INPUT MATERIAL >>
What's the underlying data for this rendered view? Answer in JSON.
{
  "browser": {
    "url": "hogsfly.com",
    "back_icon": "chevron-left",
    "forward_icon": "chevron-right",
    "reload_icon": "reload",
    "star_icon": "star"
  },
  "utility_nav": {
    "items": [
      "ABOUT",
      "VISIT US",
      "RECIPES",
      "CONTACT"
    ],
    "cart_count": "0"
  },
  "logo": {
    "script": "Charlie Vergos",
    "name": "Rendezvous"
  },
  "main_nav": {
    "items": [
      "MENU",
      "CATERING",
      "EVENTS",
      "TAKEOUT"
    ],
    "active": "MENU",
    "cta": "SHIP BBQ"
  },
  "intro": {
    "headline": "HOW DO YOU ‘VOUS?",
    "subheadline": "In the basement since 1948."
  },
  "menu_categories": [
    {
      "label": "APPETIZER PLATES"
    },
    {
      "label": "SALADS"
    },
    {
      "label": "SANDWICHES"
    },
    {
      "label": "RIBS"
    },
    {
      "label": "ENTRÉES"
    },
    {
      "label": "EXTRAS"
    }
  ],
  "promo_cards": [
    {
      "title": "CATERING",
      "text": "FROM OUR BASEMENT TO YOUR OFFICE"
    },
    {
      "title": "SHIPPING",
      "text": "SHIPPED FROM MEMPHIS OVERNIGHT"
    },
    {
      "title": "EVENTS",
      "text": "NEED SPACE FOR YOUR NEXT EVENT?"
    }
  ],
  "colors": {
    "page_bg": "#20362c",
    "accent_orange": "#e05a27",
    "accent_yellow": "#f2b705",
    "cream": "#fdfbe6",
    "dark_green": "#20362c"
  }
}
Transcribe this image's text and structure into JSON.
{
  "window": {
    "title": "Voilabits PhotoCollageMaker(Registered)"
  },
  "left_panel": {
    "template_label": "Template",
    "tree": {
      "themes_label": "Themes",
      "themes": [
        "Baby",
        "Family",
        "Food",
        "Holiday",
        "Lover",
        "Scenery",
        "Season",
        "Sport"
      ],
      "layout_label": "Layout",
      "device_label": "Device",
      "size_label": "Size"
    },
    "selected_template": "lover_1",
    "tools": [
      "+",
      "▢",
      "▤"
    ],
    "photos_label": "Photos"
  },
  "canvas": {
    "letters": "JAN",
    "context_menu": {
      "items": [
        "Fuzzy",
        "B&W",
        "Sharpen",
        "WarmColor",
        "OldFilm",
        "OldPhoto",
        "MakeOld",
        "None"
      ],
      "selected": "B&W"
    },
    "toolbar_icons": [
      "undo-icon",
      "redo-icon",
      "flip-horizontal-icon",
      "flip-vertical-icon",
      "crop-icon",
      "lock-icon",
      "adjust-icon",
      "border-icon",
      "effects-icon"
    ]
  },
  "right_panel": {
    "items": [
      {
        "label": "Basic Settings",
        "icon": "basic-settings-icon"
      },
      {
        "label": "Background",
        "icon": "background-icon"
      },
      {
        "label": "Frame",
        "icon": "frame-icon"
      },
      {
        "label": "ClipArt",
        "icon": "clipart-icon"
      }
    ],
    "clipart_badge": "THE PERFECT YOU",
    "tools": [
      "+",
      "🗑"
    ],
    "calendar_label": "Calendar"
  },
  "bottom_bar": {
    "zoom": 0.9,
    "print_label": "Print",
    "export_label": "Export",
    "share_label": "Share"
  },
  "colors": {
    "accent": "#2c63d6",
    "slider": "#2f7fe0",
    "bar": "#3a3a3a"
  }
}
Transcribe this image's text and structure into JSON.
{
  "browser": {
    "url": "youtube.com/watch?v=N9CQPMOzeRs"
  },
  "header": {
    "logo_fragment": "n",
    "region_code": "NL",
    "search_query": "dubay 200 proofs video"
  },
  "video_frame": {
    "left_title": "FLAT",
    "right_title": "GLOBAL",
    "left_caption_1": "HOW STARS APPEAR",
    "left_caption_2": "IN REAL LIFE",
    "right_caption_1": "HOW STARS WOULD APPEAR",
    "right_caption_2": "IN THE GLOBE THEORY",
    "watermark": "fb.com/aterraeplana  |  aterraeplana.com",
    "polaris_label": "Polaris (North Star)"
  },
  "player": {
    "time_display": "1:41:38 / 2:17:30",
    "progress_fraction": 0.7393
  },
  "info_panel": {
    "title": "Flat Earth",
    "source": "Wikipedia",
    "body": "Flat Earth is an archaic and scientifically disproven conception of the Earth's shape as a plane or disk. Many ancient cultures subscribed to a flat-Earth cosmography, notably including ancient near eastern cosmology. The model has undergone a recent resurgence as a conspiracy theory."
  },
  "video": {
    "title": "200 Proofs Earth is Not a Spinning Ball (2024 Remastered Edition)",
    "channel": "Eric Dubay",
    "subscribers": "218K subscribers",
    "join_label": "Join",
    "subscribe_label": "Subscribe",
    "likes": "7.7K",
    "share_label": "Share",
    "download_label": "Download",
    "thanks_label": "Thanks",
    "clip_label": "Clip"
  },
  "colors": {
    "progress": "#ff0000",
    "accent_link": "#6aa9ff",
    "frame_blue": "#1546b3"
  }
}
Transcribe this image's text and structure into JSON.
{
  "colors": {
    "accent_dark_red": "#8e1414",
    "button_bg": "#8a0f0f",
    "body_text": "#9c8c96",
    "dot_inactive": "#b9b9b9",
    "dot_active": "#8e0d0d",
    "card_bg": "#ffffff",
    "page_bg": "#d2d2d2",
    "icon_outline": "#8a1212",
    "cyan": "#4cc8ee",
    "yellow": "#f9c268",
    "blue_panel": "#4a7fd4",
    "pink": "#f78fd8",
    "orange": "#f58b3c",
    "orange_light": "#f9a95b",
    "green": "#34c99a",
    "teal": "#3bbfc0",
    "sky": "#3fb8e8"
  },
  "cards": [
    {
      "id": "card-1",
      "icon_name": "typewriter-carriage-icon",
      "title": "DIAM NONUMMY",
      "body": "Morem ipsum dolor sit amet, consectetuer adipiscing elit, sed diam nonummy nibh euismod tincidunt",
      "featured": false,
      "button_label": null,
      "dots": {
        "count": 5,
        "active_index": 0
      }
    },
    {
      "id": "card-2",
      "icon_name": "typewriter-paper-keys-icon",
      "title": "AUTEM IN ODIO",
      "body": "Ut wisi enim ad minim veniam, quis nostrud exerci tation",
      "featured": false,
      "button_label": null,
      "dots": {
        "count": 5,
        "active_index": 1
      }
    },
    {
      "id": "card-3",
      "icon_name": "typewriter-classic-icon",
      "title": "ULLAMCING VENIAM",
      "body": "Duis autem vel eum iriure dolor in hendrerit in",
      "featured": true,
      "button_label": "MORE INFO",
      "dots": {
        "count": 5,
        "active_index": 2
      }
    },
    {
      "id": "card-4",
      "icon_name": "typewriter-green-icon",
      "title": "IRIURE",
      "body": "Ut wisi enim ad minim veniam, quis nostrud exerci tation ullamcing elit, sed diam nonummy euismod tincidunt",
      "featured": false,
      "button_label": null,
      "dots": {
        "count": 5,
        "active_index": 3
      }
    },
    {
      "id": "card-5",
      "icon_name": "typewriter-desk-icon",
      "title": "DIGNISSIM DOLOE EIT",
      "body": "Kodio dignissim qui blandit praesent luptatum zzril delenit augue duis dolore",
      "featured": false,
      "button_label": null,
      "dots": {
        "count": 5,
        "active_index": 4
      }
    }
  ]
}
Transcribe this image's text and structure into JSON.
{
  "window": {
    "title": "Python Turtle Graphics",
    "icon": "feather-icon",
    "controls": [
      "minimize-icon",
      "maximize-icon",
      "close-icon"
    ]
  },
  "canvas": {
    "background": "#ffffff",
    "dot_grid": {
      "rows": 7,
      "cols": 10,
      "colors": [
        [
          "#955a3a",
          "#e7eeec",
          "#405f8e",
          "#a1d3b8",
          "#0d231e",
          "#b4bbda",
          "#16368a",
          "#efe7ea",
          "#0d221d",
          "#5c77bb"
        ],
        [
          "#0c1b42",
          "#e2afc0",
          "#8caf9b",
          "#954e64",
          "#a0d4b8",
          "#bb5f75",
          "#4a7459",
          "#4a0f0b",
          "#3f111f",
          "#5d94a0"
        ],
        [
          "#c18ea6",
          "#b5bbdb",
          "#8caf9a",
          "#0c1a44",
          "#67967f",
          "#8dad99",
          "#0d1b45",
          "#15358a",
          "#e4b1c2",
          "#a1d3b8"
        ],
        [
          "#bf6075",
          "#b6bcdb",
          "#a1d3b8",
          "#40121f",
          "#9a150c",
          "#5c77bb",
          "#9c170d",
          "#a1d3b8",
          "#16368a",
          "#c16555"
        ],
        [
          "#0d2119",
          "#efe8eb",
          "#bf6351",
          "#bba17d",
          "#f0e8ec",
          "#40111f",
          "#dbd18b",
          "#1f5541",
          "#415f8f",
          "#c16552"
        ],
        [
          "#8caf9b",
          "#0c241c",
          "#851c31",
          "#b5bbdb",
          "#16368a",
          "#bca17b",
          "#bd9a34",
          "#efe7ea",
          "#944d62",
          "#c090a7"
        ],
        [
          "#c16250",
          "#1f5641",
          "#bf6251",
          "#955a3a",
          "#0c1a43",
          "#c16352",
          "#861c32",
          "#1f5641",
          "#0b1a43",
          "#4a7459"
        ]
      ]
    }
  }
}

WHAT THE EXERCISE ASKS >> Report how many lines of the listing above include the word "nostrud". Say nothing but the number.

EXERCISE SOLUTION >> 2